> [Aim] The entries below are to be repeated exactly as they stand.

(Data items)
┄┄┄┄┄┄

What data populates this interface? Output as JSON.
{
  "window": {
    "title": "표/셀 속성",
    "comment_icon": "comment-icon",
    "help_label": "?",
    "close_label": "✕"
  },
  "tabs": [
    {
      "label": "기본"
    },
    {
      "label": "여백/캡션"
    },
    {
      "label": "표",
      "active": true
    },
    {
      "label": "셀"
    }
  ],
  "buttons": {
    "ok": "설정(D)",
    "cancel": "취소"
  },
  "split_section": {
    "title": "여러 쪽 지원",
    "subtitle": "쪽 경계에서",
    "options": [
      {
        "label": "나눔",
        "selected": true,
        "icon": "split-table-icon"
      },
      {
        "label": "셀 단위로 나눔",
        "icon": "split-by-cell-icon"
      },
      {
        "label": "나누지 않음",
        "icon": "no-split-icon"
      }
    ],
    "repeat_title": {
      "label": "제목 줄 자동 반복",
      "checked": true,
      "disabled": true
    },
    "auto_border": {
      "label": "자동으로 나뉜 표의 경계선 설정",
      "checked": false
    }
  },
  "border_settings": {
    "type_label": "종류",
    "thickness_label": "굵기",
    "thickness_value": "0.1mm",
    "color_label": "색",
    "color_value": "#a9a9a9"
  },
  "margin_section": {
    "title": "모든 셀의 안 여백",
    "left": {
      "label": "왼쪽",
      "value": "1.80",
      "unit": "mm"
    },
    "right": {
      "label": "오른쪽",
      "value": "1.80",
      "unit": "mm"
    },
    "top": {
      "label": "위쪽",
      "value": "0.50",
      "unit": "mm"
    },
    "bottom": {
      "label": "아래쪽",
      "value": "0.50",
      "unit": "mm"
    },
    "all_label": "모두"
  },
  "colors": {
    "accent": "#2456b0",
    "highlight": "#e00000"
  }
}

┄┄┄┄┄┄

> [Written response]
What data populates this interface? Output as JSON.
{
  "window": {
    "title": "표/셀 속성",
    "comment_icon": "comment-icon",
    "help_label": "?",
    "close_label": "✕"
  },
  "tabs": [
    {
      "label": "기본"
    },
    {
      "label": "여백/캡션"
    },
    {
      "label": "표",
      "active": true
    },
    {
      "label": "셀"
    }
  ],
  "buttons": {
    "ok": "설정(D)",
    "cancel": "취소"
  },
  "split_section": {
    "title": "여러 쪽 지원",
    "subtitle": "쪽 경계에서",
    "options": [
      {
        "label": "나눔",
        "selected": true,
        "icon": "split-table-icon"
      },
      {
        "label": "셀 단위로 나눔",
        "icon": "split-by-cell-icon"
      },
      {
        "label": "나누지 않음",
        "icon": "no-split-icon"
      }
    ],
    "repeat_title": {
      "label": "제목 줄 자동 반복",
      "checked": true,
      "disabled": true
    },
    "auto_border": {
      "label": "자동으로 나뉜 표의 경계선 설정",
      "checked": false
    }
  },
  "border_settings": {
    "type_label": "종류",
    "thickness_label": "굵기",
    "thickness_value": "0.1mm",
    "color_label": "색",
    "color_value": "#a9a9a9"
  },
  "margin_section": {
    "title": "모든 셀의 안 여백",
    "left": {
      "label": "왼쪽",
      "value": "1.80",
      "unit": "mm"
    },
    "right": {
      "label": "오른쪽",
      "value": "1.80",
      "unit": "mm"
    },
    "top": {
      "label": "위쪽",
      "value": "0.50",
      "unit": "mm"
    },
    "bottom": {
      "label": "아래쪽",
      "value": "0.50",
      "unit": "mm"
    },
    "all_label": "모두"
  },
  "colors": {
    "accent": "#2456b0",
    "highlight": "#e00000"
  }
}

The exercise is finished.